▶ [INPUT RECORDS]:
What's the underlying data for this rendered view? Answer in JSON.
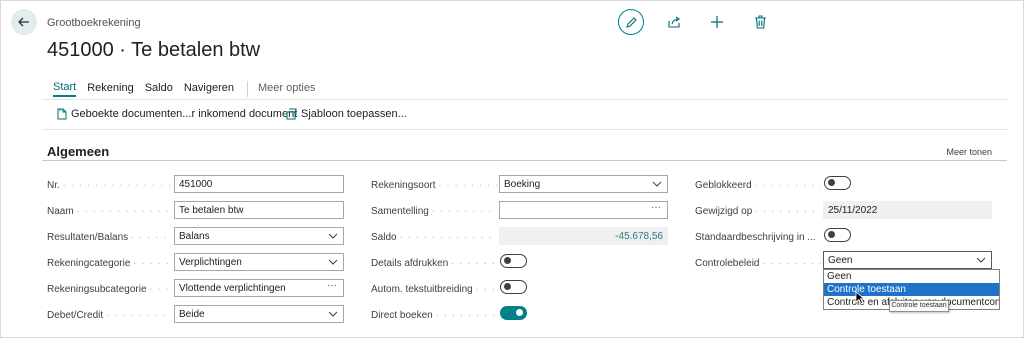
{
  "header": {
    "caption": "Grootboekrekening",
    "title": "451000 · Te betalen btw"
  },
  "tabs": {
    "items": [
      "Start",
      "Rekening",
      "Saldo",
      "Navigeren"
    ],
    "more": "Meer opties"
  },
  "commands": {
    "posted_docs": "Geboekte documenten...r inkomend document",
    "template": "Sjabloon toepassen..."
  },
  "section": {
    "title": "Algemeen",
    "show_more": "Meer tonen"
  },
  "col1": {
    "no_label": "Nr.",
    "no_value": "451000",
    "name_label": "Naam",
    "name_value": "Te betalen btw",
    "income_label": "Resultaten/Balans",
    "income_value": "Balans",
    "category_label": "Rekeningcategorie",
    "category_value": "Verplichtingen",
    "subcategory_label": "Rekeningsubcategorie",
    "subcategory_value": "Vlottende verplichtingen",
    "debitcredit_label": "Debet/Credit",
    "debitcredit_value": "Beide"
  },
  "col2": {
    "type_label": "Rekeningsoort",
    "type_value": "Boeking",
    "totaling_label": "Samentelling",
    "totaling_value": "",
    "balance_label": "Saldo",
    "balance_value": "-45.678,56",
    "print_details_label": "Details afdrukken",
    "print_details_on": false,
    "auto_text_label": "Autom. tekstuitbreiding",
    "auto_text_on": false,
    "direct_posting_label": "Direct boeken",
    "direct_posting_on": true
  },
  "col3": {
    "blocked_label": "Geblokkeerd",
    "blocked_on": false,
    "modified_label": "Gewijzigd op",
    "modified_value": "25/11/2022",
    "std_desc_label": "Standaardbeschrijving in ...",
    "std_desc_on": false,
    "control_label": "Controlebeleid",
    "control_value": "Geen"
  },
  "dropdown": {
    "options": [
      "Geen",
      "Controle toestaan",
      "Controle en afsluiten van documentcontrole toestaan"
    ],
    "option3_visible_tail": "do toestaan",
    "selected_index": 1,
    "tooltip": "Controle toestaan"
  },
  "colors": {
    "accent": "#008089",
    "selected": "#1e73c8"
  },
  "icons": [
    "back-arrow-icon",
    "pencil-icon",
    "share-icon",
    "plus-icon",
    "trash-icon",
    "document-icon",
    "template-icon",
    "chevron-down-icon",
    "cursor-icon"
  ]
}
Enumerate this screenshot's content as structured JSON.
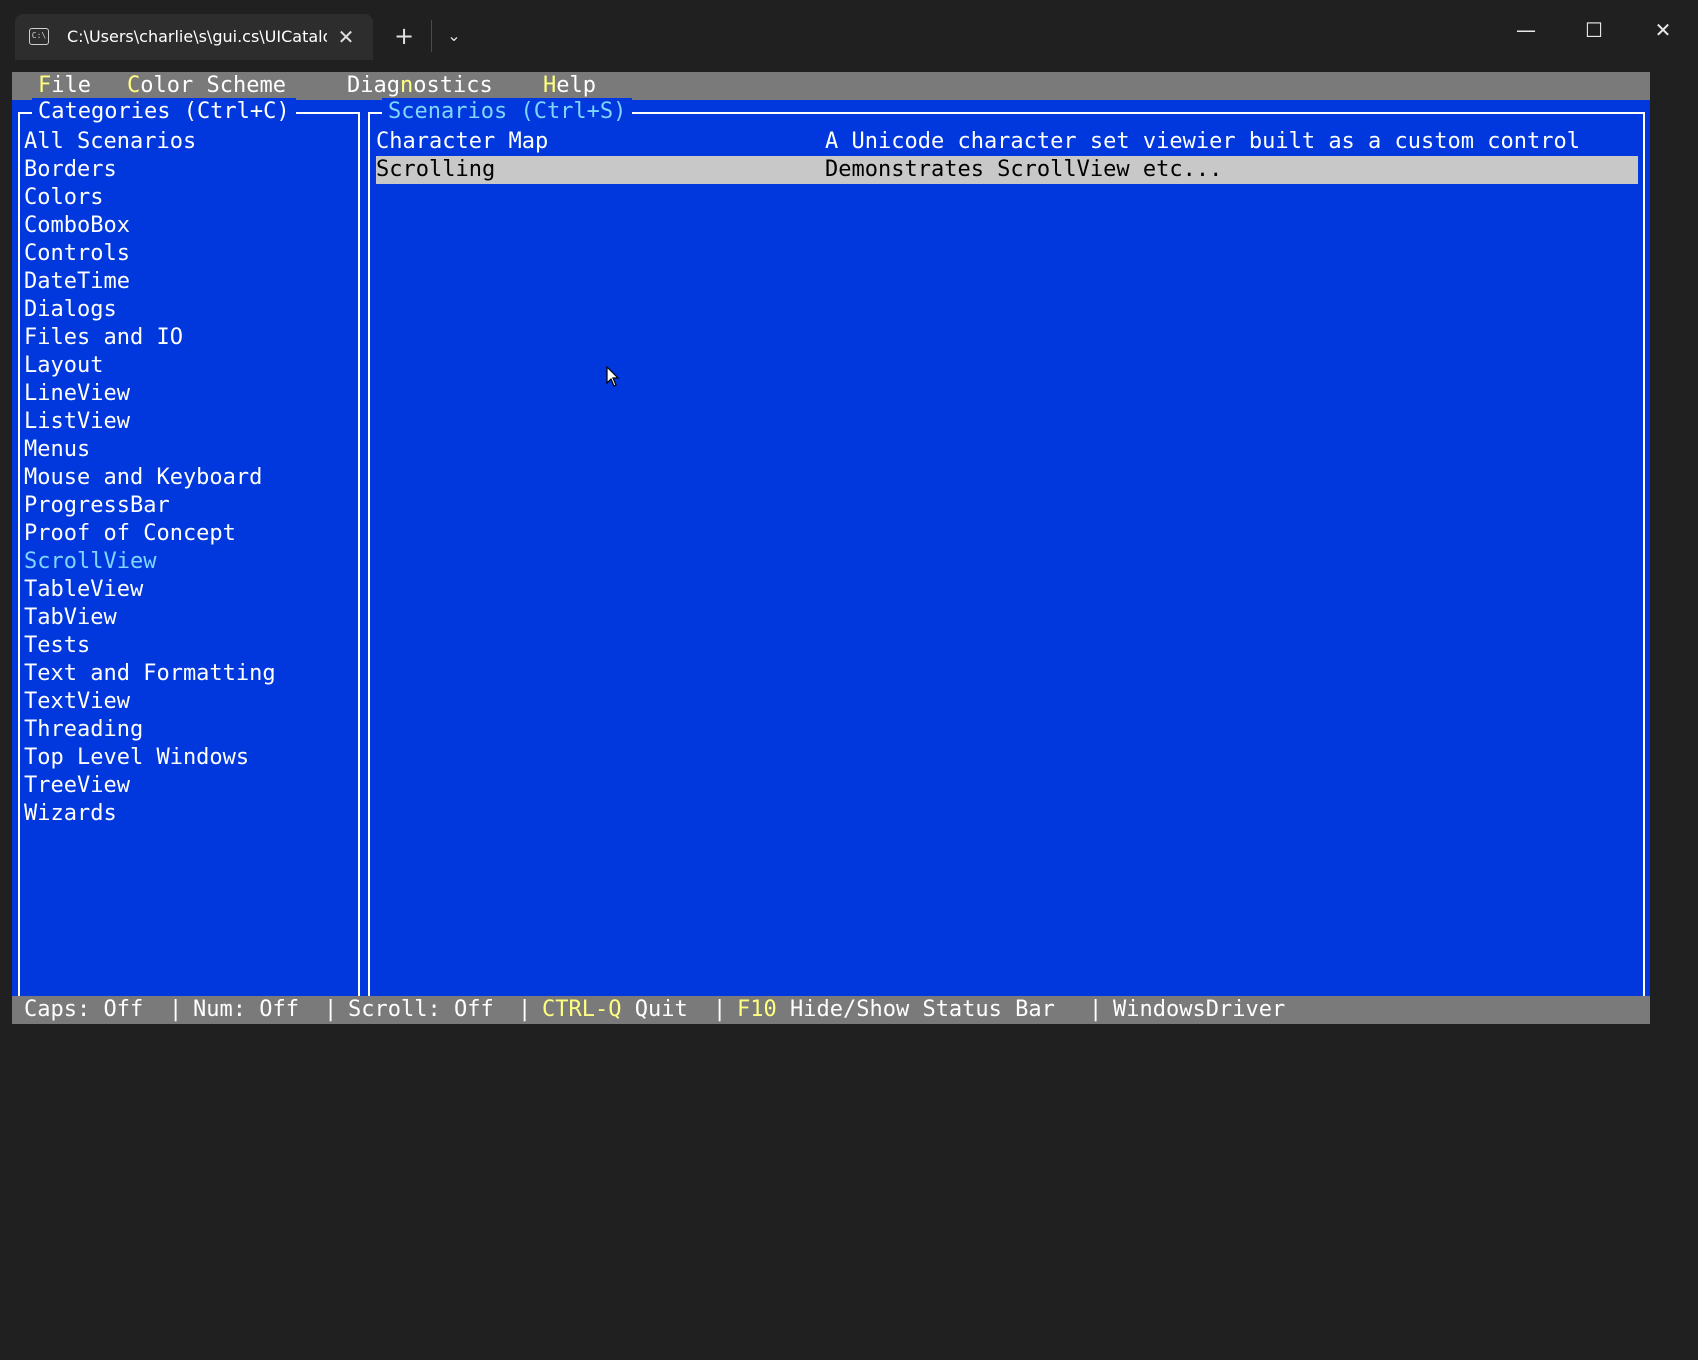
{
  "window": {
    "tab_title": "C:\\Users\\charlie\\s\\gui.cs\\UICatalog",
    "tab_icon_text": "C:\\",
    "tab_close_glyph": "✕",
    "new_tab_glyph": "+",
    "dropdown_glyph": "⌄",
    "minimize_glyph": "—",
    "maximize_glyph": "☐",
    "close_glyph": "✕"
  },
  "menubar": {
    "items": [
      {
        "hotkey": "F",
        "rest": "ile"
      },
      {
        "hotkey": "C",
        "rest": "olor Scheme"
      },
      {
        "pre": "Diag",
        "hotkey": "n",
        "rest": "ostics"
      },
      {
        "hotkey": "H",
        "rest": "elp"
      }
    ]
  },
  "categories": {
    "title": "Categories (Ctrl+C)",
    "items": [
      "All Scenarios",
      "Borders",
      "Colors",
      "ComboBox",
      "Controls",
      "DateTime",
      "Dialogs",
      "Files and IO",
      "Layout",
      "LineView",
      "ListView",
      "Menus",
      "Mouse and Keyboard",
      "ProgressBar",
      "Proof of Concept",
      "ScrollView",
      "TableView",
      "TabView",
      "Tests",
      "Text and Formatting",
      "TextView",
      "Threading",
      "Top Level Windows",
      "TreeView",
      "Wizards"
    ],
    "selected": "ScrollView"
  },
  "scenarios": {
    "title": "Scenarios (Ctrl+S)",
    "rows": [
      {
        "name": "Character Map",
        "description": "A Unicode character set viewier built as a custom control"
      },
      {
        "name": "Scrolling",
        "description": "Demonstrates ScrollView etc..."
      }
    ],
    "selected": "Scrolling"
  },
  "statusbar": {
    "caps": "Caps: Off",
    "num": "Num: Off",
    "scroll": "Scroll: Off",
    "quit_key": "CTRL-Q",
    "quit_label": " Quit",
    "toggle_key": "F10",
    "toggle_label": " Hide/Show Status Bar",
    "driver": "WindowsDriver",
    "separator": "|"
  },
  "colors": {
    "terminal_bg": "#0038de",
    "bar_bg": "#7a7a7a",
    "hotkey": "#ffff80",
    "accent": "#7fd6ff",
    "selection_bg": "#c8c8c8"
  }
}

▶ [WRITTEN INSTRUCTION]: Quote the entries above word for word. Leave the images out.

▶ [EXERCISE RESULT]:
What's the underlying data for this rendered view? Answer in JSON.
{
  "header": {
    "caption": "Grootboekrekening",
    "title": "451000 · Te betalen btw"
  },
  "tabs": {
    "items": [
      "Start",
      "Rekening",
      "Saldo",
      "Navigeren"
    ],
    "more": "Meer opties"
  },
  "commands": {
    "posted_docs": "Geboekte documenten...r inkomend document",
    "template": "Sjabloon toepassen..."
  },
  "section": {
    "title": "Algemeen",
    "show_more": "Meer tonen"
  },
  "col1": {
    "no_label": "Nr.",
    "no_value": "451000",
    "name_label": "Naam",
    "name_value": "Te betalen btw",
    "income_label": "Resultaten/Balans",
    "income_value": "Balans",
    "category_label": "Rekeningcategorie",
    "category_value": "Verplichtingen",
    "subcategory_label": "Rekeningsubcategorie",
    "subcategory_value": "Vlottende verplichtingen",
    "debitcredit_label": "Debet/Credit",
    "debitcredit_value": "Beide"
  },
  "col2": {
    "type_label": "Rekeningsoort",
    "type_value": "Boeking",
    "totaling_label": "Samentelling",
    "totaling_value": "",
    "balance_label": "Saldo",
    "balance_value": "-45.678,56",
    "print_details_label": "Details afdrukken",
    "print_details_on": false,
    "auto_text_label": "Autom. tekstuitbreiding",
    "auto_text_on": false,
    "direct_posting_label": "Direct boeken",
    "direct_posting_on": true
  },
  "col3": {
    "blocked_label": "Geblokkeerd",
    "blocked_on": false,
    "modified_label": "Gewijzigd op",
    "modified_value": "25/11/2022",
    "std_desc_label": "Standaardbeschrijving in ...",
    "std_desc_on": false,
    "control_label": "Controlebeleid",
    "control_value": "Geen"
  },
  "dropdown": {
    "options": [
      "Geen",
      "Controle toestaan",
      "Controle en afsluiten van documentcontrole toestaan"
    ],
    "option3_visible_tail": "do toestaan",
    "selected_index": 1,
    "tooltip": "Controle toestaan"
  },
  "colors": {
    "accent": "#008089",
    "selected": "#1e73c8"
  },
  "icons": [
    "back-arrow-icon",
    "pencil-icon",
    "share-icon",
    "plus-icon",
    "trash-icon",
    "document-icon",
    "template-icon",
    "chevron-down-icon",
    "cursor-icon"
  ]
}
Enumerate this screenshot's content as structured JSON.
{
  "window": {
    "tab_title": "C:\\Users\\charlie\\s\\gui.cs\\UICatalog",
    "tab_icon_text": "C:\\",
    "tab_close_glyph": "✕",
    "new_tab_glyph": "+",
    "dropdown_glyph": "⌄",
    "minimize_glyph": "—",
    "maximize_glyph": "☐",
    "close_glyph": "✕"
  },
  "menubar": {
    "items": [
      {
        "hotkey": "F",
        "rest": "ile"
      },
      {
        "hotkey": "C",
        "rest": "olor Scheme"
      },
      {
        "pre": "Diag",
        "hotkey": "n",
        "rest": "ostics"
      },
      {
        "hotkey": "H",
        "rest": "elp"
      }
    ]
  },
  "categories": {
    "title": "Categories (Ctrl+C)",
    "items": [
      "All Scenarios",
      "Borders",
      "Colors",
      "ComboBox",
      "Controls",
      "DateTime",
      "Dialogs",
      "Files and IO",
      "Layout",
      "LineView",
      "ListView",
      "Menus",
      "Mouse and Keyboard",
      "ProgressBar",
      "Proof of Concept",
      "ScrollView",
      "TableView",
      "TabView",
      "Tests",
      "Text and Formatting",
      "TextView",
      "Threading",
      "Top Level Windows",
      "TreeView",
      "Wizards"
    ],
    "selected": "ScrollView"
  },
  "scenarios": {
    "title": "Scenarios (Ctrl+S)",
    "rows": [
      {
        "name": "Character Map",
        "description": "A Unicode character set viewier built as a custom control"
      },
      {
        "name": "Scrolling",
        "description": "Demonstrates ScrollView etc..."
      }
    ],
    "selected": "Scrolling"
  },
  "statusbar": {
    "caps": "Caps: Off",
    "num": "Num: Off",
    "scroll": "Scroll: Off",
    "quit_key": "CTRL-Q",
    "quit_label": " Quit",
    "toggle_key": "F10",
    "toggle_label": " Hide/Show Status Bar",
    "driver": "WindowsDriver",
    "separator": "|"
  },
  "colors": {
    "terminal_bg": "#0038de",
    "bar_bg": "#7a7a7a",
    "hotkey": "#ffff80",
    "accent": "#7fd6ff",
    "selection_bg": "#c8c8c8"
  }
}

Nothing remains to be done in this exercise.